## START INPUT ROWS
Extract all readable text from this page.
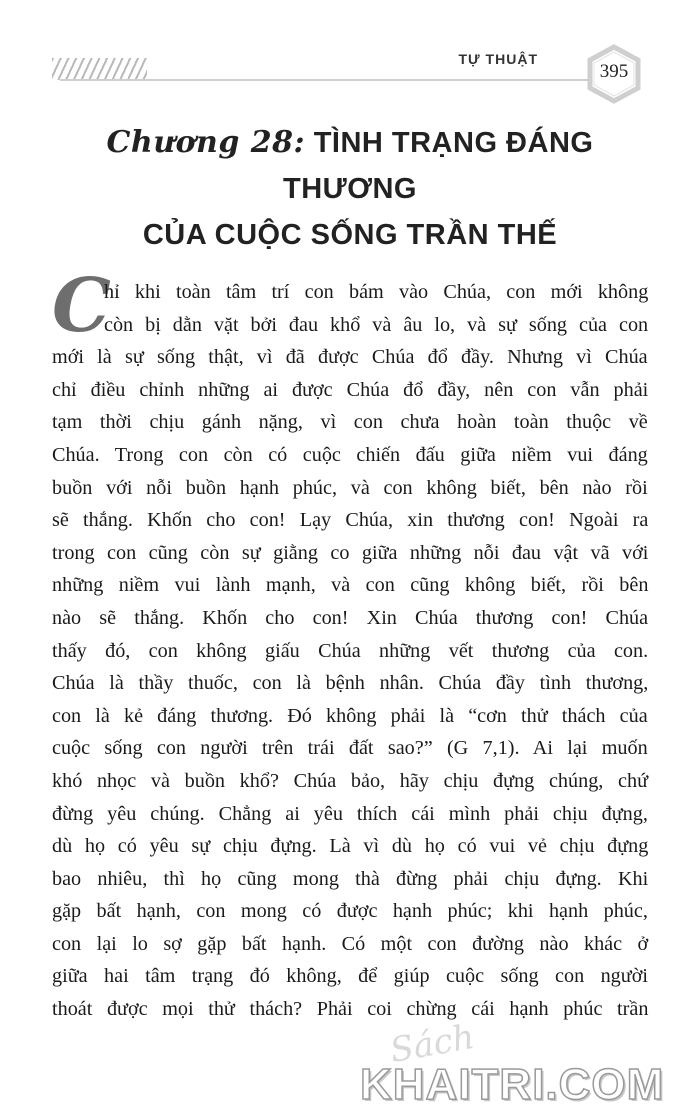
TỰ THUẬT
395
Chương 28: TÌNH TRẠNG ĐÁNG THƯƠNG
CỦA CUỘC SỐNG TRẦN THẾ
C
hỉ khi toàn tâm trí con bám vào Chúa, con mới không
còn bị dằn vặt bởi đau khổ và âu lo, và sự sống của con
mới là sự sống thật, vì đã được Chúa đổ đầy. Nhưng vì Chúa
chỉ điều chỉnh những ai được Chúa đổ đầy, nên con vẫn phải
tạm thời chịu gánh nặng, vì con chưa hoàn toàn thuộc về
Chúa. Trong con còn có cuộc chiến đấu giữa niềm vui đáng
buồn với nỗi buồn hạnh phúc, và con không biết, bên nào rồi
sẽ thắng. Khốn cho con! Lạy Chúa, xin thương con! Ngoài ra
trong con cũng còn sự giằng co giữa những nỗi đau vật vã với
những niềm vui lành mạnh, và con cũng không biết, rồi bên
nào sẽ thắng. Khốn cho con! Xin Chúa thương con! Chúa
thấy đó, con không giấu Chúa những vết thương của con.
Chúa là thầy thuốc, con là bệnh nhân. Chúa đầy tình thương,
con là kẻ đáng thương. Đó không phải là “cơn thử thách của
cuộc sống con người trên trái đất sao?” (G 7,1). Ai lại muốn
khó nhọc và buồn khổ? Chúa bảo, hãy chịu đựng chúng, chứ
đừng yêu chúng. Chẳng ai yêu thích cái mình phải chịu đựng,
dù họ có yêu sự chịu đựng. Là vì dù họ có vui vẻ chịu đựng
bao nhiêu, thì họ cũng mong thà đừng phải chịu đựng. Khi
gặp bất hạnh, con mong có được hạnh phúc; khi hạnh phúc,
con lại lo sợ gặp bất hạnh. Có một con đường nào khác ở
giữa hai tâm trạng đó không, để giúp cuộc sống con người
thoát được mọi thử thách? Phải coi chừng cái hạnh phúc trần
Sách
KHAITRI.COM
## END INPUT ROWS
● TO DO
Every record gets retyped exactly; no picture goes into the copy.

● CORRECT OUTPUT
Extract all readable text from this page.
TỰ THUẬT
395
Chương 28: TÌNH TRẠNG ĐÁNG THƯƠNG
CỦA CUỘC SỐNG TRẦN THẾ
C
hỉ khi toàn tâm trí con bám vào Chúa, con mới không
còn bị dằn vặt bởi đau khổ và âu lo, và sự sống của con
mới là sự sống thật, vì đã được Chúa đổ đầy. Nhưng vì Chúa
chỉ điều chỉnh những ai được Chúa đổ đầy, nên con vẫn phải
tạm thời chịu gánh nặng, vì con chưa hoàn toàn thuộc về
Chúa. Trong con còn có cuộc chiến đấu giữa niềm vui đáng
buồn với nỗi buồn hạnh phúc, và con không biết, bên nào rồi
sẽ thắng. Khốn cho con! Lạy Chúa, xin thương con! Ngoài ra
trong con cũng còn sự giằng co giữa những nỗi đau vật vã với
những niềm vui lành mạnh, và con cũng không biết, rồi bên
nào sẽ thắng. Khốn cho con! Xin Chúa thương con! Chúa
thấy đó, con không giấu Chúa những vết thương của con.
Chúa là thầy thuốc, con là bệnh nhân. Chúa đầy tình thương,
con là kẻ đáng thương. Đó không phải là “cơn thử thách của
cuộc sống con người trên trái đất sao?” (G 7,1). Ai lại muốn
khó nhọc và buồn khổ? Chúa bảo, hãy chịu đựng chúng, chứ
đừng yêu chúng. Chẳng ai yêu thích cái mình phải chịu đựng,
dù họ có yêu sự chịu đựng. Là vì dù họ có vui vẻ chịu đựng
bao nhiêu, thì họ cũng mong thà đừng phải chịu đựng. Khi
gặp bất hạnh, con mong có được hạnh phúc; khi hạnh phúc,
con lại lo sợ gặp bất hạnh. Có một con đường nào khác ở
giữa hai tâm trạng đó không, để giúp cuộc sống con người
thoát được mọi thử thách? Phải coi chừng cái hạnh phúc trần
Sách
KHAITRI.COM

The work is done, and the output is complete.